• _THE INPUT_:

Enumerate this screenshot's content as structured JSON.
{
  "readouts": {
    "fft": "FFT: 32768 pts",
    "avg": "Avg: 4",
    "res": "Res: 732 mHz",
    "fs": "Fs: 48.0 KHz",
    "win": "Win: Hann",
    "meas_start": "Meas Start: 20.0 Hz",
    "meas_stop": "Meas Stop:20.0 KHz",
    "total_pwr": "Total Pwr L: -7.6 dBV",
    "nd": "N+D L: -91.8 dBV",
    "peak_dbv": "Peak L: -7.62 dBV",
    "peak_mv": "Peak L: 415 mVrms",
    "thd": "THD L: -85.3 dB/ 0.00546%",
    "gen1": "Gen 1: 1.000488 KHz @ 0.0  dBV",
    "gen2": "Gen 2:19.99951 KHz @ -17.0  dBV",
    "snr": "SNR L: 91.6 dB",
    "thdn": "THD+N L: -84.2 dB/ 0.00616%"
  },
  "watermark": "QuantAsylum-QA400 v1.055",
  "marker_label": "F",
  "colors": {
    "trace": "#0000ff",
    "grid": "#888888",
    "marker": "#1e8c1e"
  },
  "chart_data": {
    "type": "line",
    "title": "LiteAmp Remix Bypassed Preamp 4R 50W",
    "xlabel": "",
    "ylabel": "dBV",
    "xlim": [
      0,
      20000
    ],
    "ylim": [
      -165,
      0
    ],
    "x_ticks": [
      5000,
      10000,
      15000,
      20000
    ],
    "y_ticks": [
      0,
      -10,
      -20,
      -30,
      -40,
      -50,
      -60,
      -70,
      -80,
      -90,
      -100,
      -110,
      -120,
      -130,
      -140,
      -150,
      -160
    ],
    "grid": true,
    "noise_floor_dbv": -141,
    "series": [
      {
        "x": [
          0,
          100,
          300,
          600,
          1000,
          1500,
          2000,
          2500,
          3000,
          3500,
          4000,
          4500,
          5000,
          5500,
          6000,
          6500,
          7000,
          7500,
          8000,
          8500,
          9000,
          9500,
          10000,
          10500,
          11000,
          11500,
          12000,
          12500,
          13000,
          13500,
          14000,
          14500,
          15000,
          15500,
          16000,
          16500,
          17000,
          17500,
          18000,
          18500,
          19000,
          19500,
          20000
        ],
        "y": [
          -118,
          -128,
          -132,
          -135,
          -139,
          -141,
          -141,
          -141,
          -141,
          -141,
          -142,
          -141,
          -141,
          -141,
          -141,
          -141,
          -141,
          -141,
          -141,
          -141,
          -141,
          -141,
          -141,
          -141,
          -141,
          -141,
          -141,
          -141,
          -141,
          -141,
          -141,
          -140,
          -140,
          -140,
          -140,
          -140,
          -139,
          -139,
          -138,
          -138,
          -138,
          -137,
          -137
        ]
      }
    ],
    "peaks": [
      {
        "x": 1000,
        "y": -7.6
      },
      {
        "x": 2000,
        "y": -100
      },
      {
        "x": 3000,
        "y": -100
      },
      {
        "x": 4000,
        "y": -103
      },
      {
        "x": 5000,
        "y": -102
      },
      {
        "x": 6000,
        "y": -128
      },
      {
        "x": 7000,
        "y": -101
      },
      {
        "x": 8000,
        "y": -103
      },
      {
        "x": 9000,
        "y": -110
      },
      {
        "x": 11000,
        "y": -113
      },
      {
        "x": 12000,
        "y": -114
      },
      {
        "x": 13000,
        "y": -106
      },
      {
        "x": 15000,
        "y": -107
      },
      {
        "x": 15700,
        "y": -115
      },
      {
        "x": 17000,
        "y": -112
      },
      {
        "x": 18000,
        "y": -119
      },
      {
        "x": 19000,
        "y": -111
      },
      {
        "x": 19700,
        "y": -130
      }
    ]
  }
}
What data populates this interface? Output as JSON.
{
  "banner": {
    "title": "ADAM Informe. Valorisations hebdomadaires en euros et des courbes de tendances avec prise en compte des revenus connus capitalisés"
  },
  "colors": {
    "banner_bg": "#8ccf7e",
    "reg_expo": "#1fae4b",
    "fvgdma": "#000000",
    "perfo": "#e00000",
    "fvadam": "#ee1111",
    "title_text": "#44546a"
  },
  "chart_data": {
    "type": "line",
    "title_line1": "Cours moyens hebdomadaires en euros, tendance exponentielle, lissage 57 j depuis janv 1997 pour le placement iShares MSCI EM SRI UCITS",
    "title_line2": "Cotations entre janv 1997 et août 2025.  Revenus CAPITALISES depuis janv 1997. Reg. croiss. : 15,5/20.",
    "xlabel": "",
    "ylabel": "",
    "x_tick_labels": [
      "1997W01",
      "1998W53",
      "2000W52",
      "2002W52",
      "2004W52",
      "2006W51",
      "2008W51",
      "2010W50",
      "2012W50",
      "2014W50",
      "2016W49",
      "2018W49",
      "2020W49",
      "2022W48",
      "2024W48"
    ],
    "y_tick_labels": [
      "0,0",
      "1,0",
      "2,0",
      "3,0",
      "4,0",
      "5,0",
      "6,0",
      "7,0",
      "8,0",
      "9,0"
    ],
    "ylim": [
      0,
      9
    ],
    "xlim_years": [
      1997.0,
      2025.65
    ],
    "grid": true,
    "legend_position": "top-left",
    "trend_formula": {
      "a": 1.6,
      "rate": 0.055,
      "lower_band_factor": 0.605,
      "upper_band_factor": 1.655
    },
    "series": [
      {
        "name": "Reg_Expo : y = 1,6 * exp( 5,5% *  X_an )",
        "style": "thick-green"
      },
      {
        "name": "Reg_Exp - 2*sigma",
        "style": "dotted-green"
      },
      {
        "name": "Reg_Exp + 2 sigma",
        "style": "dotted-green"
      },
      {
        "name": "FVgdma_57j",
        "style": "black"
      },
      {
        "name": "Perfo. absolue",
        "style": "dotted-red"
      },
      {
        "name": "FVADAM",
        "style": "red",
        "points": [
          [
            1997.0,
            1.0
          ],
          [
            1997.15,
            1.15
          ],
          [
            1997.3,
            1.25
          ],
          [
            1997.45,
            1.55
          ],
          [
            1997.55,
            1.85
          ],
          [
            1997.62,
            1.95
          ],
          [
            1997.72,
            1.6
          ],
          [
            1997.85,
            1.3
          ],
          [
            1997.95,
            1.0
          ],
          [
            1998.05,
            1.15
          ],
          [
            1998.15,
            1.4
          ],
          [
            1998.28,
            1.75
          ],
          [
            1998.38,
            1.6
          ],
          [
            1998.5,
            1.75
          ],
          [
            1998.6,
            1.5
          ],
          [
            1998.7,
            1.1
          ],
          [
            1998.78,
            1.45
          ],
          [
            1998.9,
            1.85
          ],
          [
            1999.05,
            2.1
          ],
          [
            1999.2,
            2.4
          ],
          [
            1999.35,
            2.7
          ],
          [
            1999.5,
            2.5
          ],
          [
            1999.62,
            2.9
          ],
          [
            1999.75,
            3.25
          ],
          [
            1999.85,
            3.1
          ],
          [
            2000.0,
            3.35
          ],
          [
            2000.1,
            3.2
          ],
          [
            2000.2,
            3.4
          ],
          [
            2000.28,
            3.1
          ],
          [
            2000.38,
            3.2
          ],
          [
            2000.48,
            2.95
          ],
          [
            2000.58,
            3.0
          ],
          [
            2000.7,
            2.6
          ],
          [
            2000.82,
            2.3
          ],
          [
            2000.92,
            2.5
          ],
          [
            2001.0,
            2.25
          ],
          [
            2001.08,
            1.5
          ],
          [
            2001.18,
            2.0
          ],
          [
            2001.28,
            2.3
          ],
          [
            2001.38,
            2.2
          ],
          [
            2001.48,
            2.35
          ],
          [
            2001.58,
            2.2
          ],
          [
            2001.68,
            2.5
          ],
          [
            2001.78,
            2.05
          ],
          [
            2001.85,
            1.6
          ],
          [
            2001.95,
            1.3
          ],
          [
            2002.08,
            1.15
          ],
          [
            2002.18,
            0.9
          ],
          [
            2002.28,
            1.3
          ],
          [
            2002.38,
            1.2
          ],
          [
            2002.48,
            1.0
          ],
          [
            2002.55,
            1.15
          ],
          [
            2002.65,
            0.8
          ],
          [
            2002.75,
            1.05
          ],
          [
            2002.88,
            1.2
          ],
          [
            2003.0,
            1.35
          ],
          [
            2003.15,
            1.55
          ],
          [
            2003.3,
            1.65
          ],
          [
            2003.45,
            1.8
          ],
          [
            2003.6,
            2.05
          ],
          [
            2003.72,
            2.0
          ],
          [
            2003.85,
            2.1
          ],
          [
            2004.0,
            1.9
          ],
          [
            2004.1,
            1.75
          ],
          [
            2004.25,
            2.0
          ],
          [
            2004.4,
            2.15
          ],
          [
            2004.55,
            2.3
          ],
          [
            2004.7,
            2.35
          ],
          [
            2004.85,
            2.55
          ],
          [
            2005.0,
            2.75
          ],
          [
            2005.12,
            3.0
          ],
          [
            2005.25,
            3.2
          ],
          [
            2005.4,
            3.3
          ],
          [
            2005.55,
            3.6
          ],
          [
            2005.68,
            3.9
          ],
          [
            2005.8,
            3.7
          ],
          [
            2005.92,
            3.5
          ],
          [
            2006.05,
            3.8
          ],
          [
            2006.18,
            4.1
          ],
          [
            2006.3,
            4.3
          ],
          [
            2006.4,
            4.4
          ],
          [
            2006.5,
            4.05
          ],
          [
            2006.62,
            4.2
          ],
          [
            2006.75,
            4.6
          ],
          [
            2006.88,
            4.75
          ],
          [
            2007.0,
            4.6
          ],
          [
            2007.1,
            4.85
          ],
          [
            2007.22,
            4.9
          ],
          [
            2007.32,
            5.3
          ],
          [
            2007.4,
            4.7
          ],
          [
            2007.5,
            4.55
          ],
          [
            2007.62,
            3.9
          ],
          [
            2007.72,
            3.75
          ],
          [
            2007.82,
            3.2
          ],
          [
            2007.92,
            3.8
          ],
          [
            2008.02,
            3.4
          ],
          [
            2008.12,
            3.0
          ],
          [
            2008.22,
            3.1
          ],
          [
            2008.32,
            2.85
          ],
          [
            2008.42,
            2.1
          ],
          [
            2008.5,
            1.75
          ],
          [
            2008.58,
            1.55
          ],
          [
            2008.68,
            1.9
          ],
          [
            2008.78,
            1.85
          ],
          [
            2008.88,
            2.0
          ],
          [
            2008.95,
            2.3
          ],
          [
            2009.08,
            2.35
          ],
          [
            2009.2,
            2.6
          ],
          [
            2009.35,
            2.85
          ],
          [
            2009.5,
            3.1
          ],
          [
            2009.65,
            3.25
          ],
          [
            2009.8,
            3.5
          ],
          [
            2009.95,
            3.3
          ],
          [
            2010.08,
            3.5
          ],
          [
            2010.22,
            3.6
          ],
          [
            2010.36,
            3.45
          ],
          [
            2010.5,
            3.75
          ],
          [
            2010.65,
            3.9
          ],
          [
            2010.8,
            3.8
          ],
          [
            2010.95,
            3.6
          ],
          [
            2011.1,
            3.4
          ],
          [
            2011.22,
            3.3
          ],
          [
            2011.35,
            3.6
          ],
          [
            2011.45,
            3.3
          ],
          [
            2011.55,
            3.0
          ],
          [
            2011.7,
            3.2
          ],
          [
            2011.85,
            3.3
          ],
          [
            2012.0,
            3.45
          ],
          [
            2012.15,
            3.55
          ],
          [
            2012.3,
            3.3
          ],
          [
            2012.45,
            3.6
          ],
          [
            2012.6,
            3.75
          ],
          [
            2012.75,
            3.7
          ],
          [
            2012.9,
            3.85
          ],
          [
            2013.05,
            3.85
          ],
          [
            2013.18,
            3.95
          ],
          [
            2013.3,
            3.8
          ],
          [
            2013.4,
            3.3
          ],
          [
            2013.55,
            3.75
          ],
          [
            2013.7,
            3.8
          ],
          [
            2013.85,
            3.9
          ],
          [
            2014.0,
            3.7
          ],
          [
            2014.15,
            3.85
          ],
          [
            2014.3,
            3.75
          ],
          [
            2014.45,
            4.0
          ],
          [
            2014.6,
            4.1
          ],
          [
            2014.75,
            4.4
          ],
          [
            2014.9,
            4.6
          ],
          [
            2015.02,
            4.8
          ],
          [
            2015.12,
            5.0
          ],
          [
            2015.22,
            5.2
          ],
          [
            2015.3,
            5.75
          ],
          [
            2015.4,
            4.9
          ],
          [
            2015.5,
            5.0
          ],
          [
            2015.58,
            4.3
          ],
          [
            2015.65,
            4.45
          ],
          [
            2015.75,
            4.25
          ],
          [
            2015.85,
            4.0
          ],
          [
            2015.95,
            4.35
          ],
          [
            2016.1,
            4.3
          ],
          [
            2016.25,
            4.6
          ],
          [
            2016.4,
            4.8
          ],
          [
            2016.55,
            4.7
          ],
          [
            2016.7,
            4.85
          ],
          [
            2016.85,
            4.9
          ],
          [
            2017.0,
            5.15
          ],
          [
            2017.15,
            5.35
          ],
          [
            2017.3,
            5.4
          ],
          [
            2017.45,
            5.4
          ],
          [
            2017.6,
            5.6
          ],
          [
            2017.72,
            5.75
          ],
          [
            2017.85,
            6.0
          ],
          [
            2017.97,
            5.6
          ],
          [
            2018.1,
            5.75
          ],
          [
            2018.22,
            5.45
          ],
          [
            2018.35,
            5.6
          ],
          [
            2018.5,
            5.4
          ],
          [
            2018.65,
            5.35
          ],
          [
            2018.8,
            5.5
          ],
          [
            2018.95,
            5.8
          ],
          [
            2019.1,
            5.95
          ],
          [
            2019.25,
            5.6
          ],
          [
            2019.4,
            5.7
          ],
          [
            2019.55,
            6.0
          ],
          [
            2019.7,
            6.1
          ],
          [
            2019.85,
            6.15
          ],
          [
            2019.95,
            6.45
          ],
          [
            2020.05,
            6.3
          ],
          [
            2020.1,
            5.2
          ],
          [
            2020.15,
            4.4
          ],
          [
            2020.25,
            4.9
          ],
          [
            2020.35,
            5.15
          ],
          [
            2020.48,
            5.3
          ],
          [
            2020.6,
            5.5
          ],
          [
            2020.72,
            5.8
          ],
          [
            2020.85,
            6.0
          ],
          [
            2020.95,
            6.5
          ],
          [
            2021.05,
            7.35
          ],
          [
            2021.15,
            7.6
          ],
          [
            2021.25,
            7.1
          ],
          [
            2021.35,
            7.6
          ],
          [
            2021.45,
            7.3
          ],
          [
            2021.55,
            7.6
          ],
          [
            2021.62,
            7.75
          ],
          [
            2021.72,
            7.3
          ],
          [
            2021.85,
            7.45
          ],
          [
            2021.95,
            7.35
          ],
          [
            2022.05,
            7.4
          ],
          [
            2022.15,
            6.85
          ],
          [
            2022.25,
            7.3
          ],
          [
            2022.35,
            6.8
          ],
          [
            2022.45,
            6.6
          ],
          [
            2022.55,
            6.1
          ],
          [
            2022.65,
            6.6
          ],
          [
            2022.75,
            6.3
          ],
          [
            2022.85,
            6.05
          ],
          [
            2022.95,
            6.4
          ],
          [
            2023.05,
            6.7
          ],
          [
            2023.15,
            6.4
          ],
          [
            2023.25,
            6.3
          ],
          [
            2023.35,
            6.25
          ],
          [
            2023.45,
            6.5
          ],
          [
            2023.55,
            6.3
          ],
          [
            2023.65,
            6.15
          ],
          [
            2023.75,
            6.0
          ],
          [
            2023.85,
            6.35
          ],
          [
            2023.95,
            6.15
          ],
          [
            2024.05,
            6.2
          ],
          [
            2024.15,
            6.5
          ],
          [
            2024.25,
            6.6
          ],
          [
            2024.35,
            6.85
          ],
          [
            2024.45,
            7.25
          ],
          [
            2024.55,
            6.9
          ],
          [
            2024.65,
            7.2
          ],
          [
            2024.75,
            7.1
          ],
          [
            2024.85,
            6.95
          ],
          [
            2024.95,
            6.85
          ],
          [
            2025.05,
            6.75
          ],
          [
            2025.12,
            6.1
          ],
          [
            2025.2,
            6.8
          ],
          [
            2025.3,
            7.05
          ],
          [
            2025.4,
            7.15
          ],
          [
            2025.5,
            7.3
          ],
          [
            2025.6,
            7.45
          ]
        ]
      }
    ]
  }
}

• _EXERCISE GOAL_:
Go through the records and pull out each line that includes the word "name".

• _WRITTEN SOLUTION_:
        "name": "Reg_Expo : y = 1,6 * exp( 5,5% *  X_an )",
        "name": "Reg_Exp - 2*sigma",
        "name": "Reg_Exp + 2 sigma",
        "name": "FVgdma_57j",
        "name": "Perfo. absolue",
        "name": "FVADAM",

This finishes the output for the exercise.